_SHORT PROBLEM:_ Return the records in full, exactly as given.

_Chart and figure data:_
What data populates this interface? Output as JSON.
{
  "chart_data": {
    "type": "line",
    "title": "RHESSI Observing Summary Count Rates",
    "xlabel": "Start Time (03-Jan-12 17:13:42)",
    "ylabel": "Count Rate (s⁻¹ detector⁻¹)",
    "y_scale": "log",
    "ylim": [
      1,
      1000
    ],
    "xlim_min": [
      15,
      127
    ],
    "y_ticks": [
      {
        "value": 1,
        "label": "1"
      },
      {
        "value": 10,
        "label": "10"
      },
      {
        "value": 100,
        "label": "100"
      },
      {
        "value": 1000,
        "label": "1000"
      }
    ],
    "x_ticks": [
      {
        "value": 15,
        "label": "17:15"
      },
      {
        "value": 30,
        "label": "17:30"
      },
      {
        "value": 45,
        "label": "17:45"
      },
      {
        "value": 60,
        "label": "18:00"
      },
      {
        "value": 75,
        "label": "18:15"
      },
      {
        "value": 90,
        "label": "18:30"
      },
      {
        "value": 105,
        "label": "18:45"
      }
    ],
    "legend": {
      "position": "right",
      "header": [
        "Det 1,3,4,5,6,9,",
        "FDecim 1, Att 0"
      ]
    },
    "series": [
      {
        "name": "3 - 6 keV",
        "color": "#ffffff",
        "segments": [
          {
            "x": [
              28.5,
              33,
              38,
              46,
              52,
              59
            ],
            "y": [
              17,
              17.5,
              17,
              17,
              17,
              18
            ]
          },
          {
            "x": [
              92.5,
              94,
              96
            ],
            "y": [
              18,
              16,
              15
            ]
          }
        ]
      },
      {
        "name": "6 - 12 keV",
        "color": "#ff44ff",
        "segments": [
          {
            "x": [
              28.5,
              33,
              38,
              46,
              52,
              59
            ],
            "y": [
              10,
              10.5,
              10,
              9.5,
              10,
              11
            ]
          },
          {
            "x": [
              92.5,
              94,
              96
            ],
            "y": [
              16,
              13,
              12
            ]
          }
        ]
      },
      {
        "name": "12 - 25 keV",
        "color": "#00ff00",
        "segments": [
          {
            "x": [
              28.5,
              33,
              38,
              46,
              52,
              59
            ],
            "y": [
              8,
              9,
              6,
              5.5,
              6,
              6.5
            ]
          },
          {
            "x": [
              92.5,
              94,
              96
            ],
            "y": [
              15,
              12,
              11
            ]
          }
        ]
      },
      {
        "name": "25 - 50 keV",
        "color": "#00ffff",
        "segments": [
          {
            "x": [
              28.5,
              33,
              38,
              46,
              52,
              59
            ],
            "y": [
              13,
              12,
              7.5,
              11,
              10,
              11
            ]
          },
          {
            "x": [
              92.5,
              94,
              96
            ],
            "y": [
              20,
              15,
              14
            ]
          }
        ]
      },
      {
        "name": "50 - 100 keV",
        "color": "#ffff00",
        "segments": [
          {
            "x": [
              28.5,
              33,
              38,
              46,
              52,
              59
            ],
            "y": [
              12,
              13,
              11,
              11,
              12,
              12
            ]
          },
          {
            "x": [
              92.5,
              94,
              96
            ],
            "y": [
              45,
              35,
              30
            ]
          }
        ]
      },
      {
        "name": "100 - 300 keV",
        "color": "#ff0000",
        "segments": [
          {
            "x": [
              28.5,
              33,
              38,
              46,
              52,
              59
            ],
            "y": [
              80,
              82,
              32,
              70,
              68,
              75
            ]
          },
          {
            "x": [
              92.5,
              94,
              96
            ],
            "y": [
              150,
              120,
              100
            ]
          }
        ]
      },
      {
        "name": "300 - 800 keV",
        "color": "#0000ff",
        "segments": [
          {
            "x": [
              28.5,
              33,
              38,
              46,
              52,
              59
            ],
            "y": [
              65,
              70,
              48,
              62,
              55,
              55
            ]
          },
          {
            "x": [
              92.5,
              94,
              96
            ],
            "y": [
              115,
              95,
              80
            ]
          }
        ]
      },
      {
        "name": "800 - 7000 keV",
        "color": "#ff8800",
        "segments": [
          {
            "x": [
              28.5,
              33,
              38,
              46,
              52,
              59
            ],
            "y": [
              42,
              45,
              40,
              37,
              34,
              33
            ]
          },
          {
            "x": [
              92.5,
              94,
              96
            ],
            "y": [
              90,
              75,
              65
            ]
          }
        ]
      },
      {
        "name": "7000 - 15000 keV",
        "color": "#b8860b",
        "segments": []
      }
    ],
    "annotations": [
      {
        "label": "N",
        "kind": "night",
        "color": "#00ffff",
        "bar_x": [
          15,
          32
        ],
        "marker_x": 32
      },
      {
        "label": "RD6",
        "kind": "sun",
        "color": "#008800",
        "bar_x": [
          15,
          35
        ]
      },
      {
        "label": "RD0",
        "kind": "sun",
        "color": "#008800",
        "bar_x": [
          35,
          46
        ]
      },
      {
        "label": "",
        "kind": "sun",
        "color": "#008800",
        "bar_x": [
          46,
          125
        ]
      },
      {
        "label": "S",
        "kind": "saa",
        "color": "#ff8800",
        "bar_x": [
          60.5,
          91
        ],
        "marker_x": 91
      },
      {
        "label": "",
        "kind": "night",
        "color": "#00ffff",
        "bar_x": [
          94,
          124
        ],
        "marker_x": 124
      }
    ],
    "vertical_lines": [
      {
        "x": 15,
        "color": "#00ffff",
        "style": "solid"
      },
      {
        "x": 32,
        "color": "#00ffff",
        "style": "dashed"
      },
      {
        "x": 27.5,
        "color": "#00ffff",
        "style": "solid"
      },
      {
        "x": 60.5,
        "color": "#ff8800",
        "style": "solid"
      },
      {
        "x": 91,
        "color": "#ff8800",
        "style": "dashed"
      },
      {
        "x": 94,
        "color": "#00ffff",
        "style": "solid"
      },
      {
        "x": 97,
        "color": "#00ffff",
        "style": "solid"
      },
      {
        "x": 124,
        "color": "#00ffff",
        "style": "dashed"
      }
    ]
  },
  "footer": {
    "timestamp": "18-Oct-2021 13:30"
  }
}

_ANSWER BELOW:_
What data populates this interface? Output as JSON.
{
  "chart_data": {
    "type": "line",
    "title": "RHESSI Observing Summary Count Rates",
    "xlabel": "Start Time (03-Jan-12 17:13:42)",
    "ylabel": "Count Rate (s⁻¹ detector⁻¹)",
    "y_scale": "log",
    "ylim": [
      1,
      1000
    ],
    "xlim_min": [
      15,
      127
    ],
    "y_ticks": [
      {
        "value": 1,
        "label": "1"
      },
      {
        "value": 10,
        "label": "10"
      },
      {
        "value": 100,
        "label": "100"
      },
      {
        "value": 1000,
        "label": "1000"
      }
    ],
    "x_ticks": [
      {
        "value": 15,
        "label": "17:15"
      },
      {
        "value": 30,
        "label": "17:30"
      },
      {
        "value": 45,
        "label": "17:45"
      },
      {
        "value": 60,
        "label": "18:00"
      },
      {
        "value": 75,
        "label": "18:15"
      },
      {
        "value": 90,
        "label": "18:30"
      },
      {
        "value": 105,
        "label": "18:45"
      }
    ],
    "legend": {
      "position": "right",
      "header": [
        "Det 1,3,4,5,6,9,",
        "FDecim 1, Att 0"
      ]
    },
    "series": [
      {
        "name": "3 - 6 keV",
        "color": "#ffffff",
        "segments": [
          {
            "x": [
              28.5,
              33,
              38,
              46,
              52,
              59
            ],
            "y": [
              17,
              17.5,
              17,
              17,
              17,
              18
            ]
          },
          {
            "x": [
              92.5,
              94,
              96
            ],
            "y": [
              18,
              16,
              15
            ]
          }
        ]
      },
      {
        "name": "6 - 12 keV",
        "color": "#ff44ff",
        "segments": [
          {
            "x": [
              28.5,
              33,
              38,
              46,
              52,
              59
            ],
            "y": [
              10,
              10.5,
              10,
              9.5,
              10,
              11
            ]
          },
          {
            "x": [
              92.5,
              94,
              96
            ],
            "y": [
              16,
              13,
              12
            ]
          }
        ]
      },
      {
        "name": "12 - 25 keV",
        "color": "#00ff00",
        "segments": [
          {
            "x": [
              28.5,
              33,
              38,
              46,
              52,
              59
            ],
            "y": [
              8,
              9,
              6,
              5.5,
              6,
              6.5
            ]
          },
          {
            "x": [
              92.5,
              94,
              96
            ],
            "y": [
              15,
              12,
              11
            ]
          }
        ]
      },
      {
        "name": "25 - 50 keV",
        "color": "#00ffff",
        "segments": [
          {
            "x": [
              28.5,
              33,
              38,
              46,
              52,
              59
            ],
            "y": [
              13,
              12,
              7.5,
              11,
              10,
              11
            ]
          },
          {
            "x": [
              92.5,
              94,
              96
            ],
            "y": [
              20,
              15,
              14
            ]
          }
        ]
      },
      {
        "name": "50 - 100 keV",
        "color": "#ffff00",
        "segments": [
          {
            "x": [
              28.5,
              33,
              38,
              46,
              52,
              59
            ],
            "y": [
              12,
              13,
              11,
              11,
              12,
              12
            ]
          },
          {
            "x": [
              92.5,
              94,
              96
            ],
            "y": [
              45,
              35,
              30
            ]
          }
        ]
      },
      {
        "name": "100 - 300 keV",
        "color": "#ff0000",
        "segments": [
          {
            "x": [
              28.5,
              33,
              38,
              46,
              52,
              59
            ],
            "y": [
              80,
              82,
              32,
              70,
              68,
              75
            ]
          },
          {
            "x": [
              92.5,
              94,
              96
            ],
            "y": [
              150,
              120,
              100
            ]
          }
        ]
      },
      {
        "name": "300 - 800 keV",
        "color": "#0000ff",
        "segments": [
          {
            "x": [
              28.5,
              33,
              38,
              46,
              52,
              59
            ],
            "y": [
              65,
              70,
              48,
              62,
              55,
              55
            ]
          },
          {
            "x": [
              92.5,
              94,
              96
            ],
            "y": [
              115,
              95,
              80
            ]
          }
        ]
      },
      {
        "name": "800 - 7000 keV",
        "color": "#ff8800",
        "segments": [
          {
            "x": [
              28.5,
              33,
              38,
              46,
              52,
              59
            ],
            "y": [
              42,
              45,
              40,
              37,
              34,
              33
            ]
          },
          {
            "x": [
              92.5,
              94,
              96
            ],
            "y": [
              90,
              75,
              65
            ]
          }
        ]
      },
      {
        "name": "7000 - 15000 keV",
        "color": "#b8860b",
        "segments": []
      }
    ],
    "annotations": [
      {
        "label": "N",
        "kind": "night",
        "color": "#00ffff",
        "bar_x": [
          15,
          32
        ],
        "marker_x": 32
      },
      {
        "label": "RD6",
        "kind": "sun",
        "color": "#008800",
        "bar_x": [
          15,
          35
        ]
      },
      {
        "label": "RD0",
        "kind": "sun",
        "color": "#008800",
        "bar_x": [
          35,
          46
        ]
      },
      {
        "label": "",
        "kind": "sun",
        "color": "#008800",
        "bar_x": [
          46,
          125
        ]
      },
      {
        "label": "S",
        "kind": "saa",
        "color": "#ff8800",
        "bar_x": [
          60.5,
          91
        ],
        "marker_x": 91
      },
      {
        "label": "",
        "kind": "night",
        "color": "#00ffff",
        "bar_x": [
          94,
          124
        ],
        "marker_x": 124
      }
    ],
    "vertical_lines": [
      {
        "x": 15,
        "color": "#00ffff",
        "style": "solid"
      },
      {
        "x": 32,
        "color": "#00ffff",
        "style": "dashed"
      },
      {
        "x": 27.5,
        "color": "#00ffff",
        "style": "solid"
      },
      {
        "x": 60.5,
        "color": "#ff8800",
        "style": "solid"
      },
      {
        "x": 91,
        "color": "#ff8800",
        "style": "dashed"
      },
      {
        "x": 94,
        "color": "#00ffff",
        "style": "solid"
      },
      {
        "x": 97,
        "color": "#00ffff",
        "style": "solid"
      },
      {
        "x": 124,
        "color": "#00ffff",
        "style": "dashed"
      }
    ]
  },
  "footer": {
    "timestamp": "18-Oct-2021 13:30"
  }
}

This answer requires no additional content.